Document section:
....
Thursday, January 10, 2013

I'M BACK!

I'm BACK!

It seems that everything has really sucked for the past two months, including me.  Mind you, I don't often use that type of language (I can be quite more colorful), and I don't allow my kids to use the word 'suck' in my classroom as it's one of my pet peeves.  However, the last couple of months have truly 'sucked' for many people that I love.  Our community has experienced tragedy in the forms of car accidents, fire, and cancer.  Burying a 9-year-old is something that one never quite gets over, and watching my dear friends have to say good-bye to their grandson is one of the most difficult things I have ever experienced.  Not to mention the aftermath of the accident that took Zayvier's life and seriously injured his father and sister, and the upheaval of the lives of his entire family.  But life continues....

Just two days ago we attended a funeral for a most remarkable woman.  She was truly a spit-fire and it's almost unimaginable that she is no longer on this earth with us.  It was only 54 days from diagnosis to death.  And now her 21- and 19-year-old children are left to grow up all too quickly.  With the support of family and friends they will be ok.  But it just seems so unfair.  But life continues...

and we need to remember to count our blessings.

I feel like my head is finally back in the game...ready to tackle school and students, challenges and nay-sayers; ready to hold kids accountable, and their teachers and parents as well.

We have so much going for us, and we are far too special for "good enough."

Bring it!  I'm back!

Saturday, December 29, 2012

So Much to Do...So Little Ambition

OK, so everyone's TO DO lists are long.  But why does it seem like others are so much better at getting things checked off their lists than I am?  My list just seems to grow, or even multiply into more lists, and I don't seem to make much progress.

Thursday, September 20, 2012

What's in a name?

Random-nymoty was the other option I came up with for naming my blog.  Why?  Well, the things I'm writing about are random thoughts as they relate to my life.  Anonymity?  Sometimes I feel like I just blend in.  I'm the person that has been introduced to you several times yet you never remember who I am.  When I say that we've already met, people often get a quizzical look on their face that beams, "Really?  I can't recall."  Whatever.  I think it's because the people I hang out with are so incredibly spectacular that they outshine me.  For the most part, that's fine with me.  However, sometimes having to re-introduce myself feels like a scene from the movie "Groundhog Day."  And even a flicker of recognition would be rewarding.  BTW, don't tell my parents this.  They think I'm pretty special and I'd hate for them to realize I'm just an average person.  Or maybe that's just what they want me to think...

Marathoner?

So I've been thinking about training for a full marathon.  With five, and hopefully soon to be six half-marathons in my running repertoire, I'm thinking that a full marathon might just be within reach.  Of course it will require training, and a lot of it!  I found a 30-week training schedule and am strongly considering giving this a try.  Can I really do 26.2?  What is my motivation for even considering it?  Am I nuts?  (If you know me, you already have formed an opinion about this.)  Perhaps it's the fact that the half-marathon has become such a popular distance and so many people have achieved this goal.  I suppose it might make more sense to improve my tortoise-like speed instead of tackling a race that is twice as long as any run I have ever completed.  But....then again..... a girl's gotta have dreams!

Friday, August 31, 2012

GOALS 2012-13


More details to come, but here are my goals for this school year:
BLOG! - 9/20/12 update - Obviously I haven't gotten the hang of this yet.
....
Supplied material:
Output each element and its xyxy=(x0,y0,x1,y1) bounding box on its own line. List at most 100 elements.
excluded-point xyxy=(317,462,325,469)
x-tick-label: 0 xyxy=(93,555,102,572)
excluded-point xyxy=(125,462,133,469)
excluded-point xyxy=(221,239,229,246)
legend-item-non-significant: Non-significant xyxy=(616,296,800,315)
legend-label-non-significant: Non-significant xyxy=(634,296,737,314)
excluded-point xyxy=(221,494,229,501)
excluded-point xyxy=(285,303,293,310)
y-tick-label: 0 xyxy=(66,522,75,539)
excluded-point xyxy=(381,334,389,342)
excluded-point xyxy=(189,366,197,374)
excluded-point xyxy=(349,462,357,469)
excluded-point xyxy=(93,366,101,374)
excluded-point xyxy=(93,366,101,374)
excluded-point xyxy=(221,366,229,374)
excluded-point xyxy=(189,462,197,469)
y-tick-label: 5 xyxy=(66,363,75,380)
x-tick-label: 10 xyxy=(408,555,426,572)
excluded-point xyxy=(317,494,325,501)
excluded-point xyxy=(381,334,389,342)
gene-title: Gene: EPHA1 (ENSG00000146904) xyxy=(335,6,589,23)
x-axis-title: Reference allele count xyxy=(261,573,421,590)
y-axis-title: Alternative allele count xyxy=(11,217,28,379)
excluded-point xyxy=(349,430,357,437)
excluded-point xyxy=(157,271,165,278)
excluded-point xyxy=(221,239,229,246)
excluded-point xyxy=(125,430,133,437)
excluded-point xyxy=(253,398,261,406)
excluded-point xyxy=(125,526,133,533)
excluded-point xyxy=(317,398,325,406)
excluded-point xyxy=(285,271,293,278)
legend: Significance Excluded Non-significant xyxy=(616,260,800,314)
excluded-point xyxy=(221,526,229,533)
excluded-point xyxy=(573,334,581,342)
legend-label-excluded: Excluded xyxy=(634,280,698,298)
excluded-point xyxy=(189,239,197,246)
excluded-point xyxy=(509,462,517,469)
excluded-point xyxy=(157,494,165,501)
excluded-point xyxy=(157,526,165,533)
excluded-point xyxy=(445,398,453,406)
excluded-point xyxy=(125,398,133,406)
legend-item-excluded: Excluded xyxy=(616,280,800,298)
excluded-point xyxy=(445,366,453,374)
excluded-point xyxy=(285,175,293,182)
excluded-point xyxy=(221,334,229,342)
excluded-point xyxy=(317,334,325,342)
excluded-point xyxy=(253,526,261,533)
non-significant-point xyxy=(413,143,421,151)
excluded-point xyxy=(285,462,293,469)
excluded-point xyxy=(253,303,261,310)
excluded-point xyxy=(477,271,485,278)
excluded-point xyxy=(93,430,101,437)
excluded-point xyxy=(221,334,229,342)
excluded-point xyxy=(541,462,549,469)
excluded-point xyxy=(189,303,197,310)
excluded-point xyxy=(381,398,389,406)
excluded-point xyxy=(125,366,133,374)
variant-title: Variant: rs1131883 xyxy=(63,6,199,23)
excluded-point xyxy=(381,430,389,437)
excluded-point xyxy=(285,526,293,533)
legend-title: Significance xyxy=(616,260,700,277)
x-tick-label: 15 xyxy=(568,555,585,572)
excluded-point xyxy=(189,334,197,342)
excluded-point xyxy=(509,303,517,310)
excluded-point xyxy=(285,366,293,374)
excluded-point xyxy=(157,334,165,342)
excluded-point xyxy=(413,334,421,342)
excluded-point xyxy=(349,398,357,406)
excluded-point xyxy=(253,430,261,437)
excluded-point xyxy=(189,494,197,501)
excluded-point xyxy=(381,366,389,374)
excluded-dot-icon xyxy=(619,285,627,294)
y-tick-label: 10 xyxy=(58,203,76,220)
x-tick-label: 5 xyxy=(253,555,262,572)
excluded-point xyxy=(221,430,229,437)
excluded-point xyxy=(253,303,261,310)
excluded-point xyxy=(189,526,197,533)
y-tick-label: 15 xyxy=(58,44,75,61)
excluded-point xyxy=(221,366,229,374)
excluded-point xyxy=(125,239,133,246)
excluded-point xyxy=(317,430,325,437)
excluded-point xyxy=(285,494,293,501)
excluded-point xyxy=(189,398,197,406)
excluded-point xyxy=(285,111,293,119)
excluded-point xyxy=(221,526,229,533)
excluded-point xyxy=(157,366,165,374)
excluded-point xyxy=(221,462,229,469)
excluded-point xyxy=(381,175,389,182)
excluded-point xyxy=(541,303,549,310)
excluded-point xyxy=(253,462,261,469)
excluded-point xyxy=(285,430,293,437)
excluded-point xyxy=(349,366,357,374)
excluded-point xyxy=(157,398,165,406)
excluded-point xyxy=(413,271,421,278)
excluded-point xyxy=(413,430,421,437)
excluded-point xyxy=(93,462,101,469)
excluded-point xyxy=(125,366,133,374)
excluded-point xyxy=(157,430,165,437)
....
Exercise directions: Can you set down, word for word, the part of the blog that opens with "Just two days" and closes with "unfair.  But life continues..."? Rely on the blog alone.

The completed task:
Just two days ago we attended a funeral for a most remarkable woman.  She was truly a spit-fire and it's almost unimaginable that she is no longer on this earth with us.  It was only 54 days from diagnosis to death.  And now her 21- and 19-year-old children are left to grow up all too quickly.  With the support of family and friends they will be ok.  But it just seems so unfair.  But life continues...